== DATASET CONTENT

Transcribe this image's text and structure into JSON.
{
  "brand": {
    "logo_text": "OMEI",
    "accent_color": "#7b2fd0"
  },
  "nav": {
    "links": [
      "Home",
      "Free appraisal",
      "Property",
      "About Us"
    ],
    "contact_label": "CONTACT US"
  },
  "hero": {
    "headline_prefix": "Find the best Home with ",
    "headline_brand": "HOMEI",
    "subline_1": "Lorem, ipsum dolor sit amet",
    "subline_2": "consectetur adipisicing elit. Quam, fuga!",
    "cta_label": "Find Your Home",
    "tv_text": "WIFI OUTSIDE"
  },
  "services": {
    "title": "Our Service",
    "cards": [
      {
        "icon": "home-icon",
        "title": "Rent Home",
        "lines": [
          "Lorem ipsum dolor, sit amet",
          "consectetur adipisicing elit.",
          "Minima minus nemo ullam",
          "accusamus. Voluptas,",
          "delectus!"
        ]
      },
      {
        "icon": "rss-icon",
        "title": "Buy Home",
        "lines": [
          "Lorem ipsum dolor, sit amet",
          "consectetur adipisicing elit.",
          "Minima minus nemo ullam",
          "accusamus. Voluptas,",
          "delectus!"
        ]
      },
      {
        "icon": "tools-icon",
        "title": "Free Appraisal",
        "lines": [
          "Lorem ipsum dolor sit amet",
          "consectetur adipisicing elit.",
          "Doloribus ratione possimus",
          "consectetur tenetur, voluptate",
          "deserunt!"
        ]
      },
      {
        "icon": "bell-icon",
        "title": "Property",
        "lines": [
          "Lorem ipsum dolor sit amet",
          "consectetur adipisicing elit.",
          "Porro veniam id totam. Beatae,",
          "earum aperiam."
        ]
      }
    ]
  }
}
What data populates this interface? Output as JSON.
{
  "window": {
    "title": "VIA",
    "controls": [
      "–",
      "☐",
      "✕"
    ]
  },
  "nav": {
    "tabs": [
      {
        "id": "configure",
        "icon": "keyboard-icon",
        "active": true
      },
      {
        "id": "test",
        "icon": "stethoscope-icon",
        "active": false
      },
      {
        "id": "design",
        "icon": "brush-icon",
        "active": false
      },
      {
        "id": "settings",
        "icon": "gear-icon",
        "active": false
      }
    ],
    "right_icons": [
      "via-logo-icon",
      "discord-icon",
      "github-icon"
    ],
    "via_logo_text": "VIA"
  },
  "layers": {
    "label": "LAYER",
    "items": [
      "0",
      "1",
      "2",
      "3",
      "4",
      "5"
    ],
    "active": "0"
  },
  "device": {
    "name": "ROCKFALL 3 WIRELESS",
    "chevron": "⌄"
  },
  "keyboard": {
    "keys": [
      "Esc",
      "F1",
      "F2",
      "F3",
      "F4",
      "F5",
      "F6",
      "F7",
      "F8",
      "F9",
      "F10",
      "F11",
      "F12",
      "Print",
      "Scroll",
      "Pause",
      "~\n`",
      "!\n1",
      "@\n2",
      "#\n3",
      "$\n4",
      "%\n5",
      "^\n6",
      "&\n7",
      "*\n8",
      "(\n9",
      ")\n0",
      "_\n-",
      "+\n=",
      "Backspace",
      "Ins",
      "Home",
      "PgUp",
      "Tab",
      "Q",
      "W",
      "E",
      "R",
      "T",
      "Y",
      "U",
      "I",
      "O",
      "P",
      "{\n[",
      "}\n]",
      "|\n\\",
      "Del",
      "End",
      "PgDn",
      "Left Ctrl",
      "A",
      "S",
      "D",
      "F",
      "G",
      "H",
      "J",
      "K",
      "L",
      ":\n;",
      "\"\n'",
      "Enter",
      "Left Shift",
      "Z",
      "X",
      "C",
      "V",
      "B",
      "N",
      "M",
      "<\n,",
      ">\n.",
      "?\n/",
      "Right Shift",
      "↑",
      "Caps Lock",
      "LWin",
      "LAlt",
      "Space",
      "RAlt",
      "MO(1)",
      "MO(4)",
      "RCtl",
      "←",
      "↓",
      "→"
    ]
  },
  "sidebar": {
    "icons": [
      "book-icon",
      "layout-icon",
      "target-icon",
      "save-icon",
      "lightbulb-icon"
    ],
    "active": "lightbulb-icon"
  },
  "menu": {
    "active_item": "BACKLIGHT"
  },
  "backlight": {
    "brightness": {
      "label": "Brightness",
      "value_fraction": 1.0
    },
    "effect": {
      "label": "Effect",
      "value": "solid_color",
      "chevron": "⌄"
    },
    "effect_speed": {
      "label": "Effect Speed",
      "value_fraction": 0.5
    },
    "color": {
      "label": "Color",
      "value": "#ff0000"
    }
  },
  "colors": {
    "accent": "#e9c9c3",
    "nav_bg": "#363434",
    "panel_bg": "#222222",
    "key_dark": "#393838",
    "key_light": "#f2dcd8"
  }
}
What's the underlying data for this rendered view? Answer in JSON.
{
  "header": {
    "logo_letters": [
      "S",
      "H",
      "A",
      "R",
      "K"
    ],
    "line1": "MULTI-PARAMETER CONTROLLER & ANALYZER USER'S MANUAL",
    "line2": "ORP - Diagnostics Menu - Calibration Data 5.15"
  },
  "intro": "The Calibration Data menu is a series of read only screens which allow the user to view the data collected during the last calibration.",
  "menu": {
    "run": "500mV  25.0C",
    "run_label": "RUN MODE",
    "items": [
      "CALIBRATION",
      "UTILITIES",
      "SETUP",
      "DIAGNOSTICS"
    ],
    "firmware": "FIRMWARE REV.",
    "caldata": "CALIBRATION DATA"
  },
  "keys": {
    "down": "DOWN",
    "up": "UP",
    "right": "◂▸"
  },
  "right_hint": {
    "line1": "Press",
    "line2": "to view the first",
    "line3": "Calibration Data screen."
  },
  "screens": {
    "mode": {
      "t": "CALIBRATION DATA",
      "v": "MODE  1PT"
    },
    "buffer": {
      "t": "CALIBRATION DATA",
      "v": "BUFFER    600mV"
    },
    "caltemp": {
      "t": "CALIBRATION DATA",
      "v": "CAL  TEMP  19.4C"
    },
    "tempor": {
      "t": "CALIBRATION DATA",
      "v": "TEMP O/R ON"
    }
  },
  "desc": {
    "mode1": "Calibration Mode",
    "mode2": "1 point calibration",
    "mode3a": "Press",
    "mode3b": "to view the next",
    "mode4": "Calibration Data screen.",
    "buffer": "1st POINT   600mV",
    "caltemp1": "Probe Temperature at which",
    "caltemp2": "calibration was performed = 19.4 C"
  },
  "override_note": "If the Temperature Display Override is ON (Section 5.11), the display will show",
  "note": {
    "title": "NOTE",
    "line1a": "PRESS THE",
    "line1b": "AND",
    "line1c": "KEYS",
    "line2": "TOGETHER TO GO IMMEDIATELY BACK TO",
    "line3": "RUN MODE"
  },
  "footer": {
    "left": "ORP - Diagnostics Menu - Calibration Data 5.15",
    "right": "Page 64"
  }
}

====

WHAT THE EXERCISE ASKS ▸
Return each line in the records that holds the string "screens".

ANSWER ▸
  "intro": "The Calibration Data menu is a series of read only screens which allow the user to view the data collected during the last calibration.",
  "screens": {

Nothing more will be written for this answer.